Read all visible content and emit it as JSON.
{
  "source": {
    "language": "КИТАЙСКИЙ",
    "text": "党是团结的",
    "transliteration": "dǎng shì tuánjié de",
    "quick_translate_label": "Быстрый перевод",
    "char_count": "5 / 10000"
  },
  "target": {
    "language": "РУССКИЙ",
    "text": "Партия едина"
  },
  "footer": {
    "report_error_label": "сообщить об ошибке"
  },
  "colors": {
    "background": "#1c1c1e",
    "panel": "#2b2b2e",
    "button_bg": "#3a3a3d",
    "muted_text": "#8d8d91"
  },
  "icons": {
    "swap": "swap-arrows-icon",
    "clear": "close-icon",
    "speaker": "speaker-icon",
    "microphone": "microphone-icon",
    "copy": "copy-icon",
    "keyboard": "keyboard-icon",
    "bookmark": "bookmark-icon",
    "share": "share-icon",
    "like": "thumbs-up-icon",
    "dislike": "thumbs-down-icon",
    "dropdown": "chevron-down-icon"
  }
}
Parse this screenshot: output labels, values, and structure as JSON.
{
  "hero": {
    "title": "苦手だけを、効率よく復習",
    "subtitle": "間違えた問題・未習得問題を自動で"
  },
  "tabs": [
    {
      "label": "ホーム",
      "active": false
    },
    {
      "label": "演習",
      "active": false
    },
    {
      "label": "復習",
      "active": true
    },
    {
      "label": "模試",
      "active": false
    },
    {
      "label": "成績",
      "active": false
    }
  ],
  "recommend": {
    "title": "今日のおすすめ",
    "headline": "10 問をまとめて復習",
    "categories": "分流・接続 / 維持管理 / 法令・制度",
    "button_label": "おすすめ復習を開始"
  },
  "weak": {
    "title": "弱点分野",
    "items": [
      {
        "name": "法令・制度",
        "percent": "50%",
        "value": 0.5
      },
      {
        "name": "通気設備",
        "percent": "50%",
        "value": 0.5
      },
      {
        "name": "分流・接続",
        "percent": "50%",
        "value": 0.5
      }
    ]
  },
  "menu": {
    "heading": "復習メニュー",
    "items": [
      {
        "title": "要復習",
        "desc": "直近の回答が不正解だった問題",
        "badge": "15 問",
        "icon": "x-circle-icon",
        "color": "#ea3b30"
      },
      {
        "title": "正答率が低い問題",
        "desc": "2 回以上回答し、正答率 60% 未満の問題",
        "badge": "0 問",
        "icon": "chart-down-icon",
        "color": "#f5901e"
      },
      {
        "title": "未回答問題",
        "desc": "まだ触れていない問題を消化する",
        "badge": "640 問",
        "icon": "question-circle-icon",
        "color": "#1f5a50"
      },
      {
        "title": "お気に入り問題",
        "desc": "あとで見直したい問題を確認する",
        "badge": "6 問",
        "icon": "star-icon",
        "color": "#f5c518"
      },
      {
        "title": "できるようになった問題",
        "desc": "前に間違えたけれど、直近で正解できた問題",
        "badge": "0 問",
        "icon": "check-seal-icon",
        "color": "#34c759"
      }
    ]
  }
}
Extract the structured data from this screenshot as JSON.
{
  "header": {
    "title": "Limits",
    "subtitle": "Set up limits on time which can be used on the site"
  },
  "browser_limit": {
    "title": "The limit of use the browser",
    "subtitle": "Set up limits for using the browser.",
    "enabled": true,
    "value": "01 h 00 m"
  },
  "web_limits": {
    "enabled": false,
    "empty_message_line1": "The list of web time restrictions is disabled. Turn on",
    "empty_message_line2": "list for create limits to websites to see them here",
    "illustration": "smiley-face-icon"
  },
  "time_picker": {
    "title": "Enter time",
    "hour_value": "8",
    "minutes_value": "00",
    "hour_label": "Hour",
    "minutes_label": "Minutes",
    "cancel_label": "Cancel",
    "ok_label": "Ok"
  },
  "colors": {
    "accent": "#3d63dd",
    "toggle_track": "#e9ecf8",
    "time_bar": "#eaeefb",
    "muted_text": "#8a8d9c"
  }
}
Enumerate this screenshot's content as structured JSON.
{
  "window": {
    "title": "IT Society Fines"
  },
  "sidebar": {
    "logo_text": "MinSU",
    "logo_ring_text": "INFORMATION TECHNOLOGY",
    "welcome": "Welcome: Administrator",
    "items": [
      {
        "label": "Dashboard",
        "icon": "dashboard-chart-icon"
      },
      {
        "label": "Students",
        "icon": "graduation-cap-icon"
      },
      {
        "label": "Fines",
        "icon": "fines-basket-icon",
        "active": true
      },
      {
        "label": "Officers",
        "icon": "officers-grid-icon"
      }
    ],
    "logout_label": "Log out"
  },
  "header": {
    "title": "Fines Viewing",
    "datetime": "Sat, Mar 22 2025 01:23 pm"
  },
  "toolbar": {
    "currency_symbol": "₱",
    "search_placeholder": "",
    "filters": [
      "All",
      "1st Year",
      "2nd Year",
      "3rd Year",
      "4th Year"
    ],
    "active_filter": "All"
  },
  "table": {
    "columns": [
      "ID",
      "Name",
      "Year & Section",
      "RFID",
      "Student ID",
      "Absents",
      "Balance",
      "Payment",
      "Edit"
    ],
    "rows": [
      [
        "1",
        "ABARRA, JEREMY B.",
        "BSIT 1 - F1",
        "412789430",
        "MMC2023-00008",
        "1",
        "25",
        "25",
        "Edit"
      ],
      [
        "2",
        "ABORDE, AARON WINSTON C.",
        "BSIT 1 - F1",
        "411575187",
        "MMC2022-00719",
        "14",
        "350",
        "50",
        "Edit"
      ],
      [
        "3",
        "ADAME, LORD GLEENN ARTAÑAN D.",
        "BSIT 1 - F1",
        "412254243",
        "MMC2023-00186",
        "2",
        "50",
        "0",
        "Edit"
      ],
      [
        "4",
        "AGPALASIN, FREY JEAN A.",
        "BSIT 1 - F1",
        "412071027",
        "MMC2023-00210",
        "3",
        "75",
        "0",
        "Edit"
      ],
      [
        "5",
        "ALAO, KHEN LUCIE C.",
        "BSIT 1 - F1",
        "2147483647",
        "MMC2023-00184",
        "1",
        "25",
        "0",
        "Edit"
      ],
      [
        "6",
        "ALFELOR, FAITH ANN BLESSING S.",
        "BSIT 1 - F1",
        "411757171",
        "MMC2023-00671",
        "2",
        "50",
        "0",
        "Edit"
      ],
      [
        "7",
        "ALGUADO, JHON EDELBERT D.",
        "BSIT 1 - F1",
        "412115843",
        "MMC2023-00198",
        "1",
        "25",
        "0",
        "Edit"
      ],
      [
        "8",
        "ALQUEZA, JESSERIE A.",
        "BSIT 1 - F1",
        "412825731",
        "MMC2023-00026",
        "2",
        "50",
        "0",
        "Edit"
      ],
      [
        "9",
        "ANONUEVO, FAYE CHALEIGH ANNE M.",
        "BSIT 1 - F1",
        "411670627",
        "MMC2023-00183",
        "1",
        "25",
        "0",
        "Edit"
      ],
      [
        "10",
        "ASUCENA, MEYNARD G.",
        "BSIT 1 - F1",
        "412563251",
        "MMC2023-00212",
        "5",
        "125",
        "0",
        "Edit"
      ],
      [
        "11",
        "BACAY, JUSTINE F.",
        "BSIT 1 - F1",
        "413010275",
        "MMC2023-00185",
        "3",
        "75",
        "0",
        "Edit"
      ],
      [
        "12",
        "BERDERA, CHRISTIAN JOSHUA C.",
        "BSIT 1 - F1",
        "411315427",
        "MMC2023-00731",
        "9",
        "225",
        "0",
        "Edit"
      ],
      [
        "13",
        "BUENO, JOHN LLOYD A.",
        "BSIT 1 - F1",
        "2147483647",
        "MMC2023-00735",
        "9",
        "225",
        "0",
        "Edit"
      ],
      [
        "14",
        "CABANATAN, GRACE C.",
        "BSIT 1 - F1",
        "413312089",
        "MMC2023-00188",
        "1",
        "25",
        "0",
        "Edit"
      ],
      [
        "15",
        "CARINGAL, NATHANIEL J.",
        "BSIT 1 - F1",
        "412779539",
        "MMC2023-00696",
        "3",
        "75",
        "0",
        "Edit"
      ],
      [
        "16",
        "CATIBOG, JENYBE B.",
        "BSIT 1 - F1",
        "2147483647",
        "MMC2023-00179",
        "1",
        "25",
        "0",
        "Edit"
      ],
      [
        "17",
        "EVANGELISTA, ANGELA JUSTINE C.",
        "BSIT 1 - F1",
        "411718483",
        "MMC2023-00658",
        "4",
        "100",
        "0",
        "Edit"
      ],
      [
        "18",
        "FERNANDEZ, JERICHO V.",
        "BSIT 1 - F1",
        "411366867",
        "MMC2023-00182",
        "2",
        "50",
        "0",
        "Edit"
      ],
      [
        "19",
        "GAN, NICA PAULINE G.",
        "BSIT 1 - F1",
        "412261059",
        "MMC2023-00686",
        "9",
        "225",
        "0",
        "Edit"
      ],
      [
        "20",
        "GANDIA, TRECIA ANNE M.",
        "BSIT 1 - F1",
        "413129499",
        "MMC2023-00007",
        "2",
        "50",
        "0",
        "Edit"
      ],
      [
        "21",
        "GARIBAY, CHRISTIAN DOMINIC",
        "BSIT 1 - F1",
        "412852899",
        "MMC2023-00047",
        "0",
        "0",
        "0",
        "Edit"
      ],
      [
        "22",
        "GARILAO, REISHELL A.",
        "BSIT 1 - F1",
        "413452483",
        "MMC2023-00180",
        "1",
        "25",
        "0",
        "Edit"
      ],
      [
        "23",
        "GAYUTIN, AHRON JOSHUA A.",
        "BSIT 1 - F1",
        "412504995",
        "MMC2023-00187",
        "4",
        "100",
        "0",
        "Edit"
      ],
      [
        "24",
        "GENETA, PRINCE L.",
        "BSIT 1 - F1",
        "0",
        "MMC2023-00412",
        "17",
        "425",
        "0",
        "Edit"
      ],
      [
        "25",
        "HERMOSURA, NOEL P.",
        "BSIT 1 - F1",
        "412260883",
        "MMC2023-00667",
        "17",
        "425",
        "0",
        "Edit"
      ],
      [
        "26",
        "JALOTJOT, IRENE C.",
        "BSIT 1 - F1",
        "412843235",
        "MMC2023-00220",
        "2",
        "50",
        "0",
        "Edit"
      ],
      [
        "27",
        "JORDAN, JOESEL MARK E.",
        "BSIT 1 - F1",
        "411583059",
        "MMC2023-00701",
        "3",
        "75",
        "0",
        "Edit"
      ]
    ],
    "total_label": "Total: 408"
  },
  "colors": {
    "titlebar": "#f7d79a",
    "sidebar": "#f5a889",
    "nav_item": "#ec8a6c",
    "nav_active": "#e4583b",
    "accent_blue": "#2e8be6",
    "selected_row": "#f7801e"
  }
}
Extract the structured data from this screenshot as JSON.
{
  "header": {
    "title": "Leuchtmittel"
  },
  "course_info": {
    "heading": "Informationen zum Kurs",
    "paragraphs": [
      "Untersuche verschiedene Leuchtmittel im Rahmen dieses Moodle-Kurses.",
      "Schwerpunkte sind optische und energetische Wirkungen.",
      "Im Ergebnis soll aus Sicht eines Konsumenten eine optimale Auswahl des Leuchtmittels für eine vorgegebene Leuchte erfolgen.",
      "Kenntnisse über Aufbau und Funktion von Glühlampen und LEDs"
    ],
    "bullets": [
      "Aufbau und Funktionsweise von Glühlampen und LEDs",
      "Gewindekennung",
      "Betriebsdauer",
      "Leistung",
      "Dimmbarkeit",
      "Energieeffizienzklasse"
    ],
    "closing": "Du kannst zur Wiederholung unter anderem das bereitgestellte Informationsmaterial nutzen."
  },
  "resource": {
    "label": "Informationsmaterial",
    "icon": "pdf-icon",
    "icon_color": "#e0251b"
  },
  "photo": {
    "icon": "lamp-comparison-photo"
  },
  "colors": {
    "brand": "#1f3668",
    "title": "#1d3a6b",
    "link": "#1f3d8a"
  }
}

■ Given exercise: Write down only how many lines in the listing contain the word "screenshot".

■ Final result: 4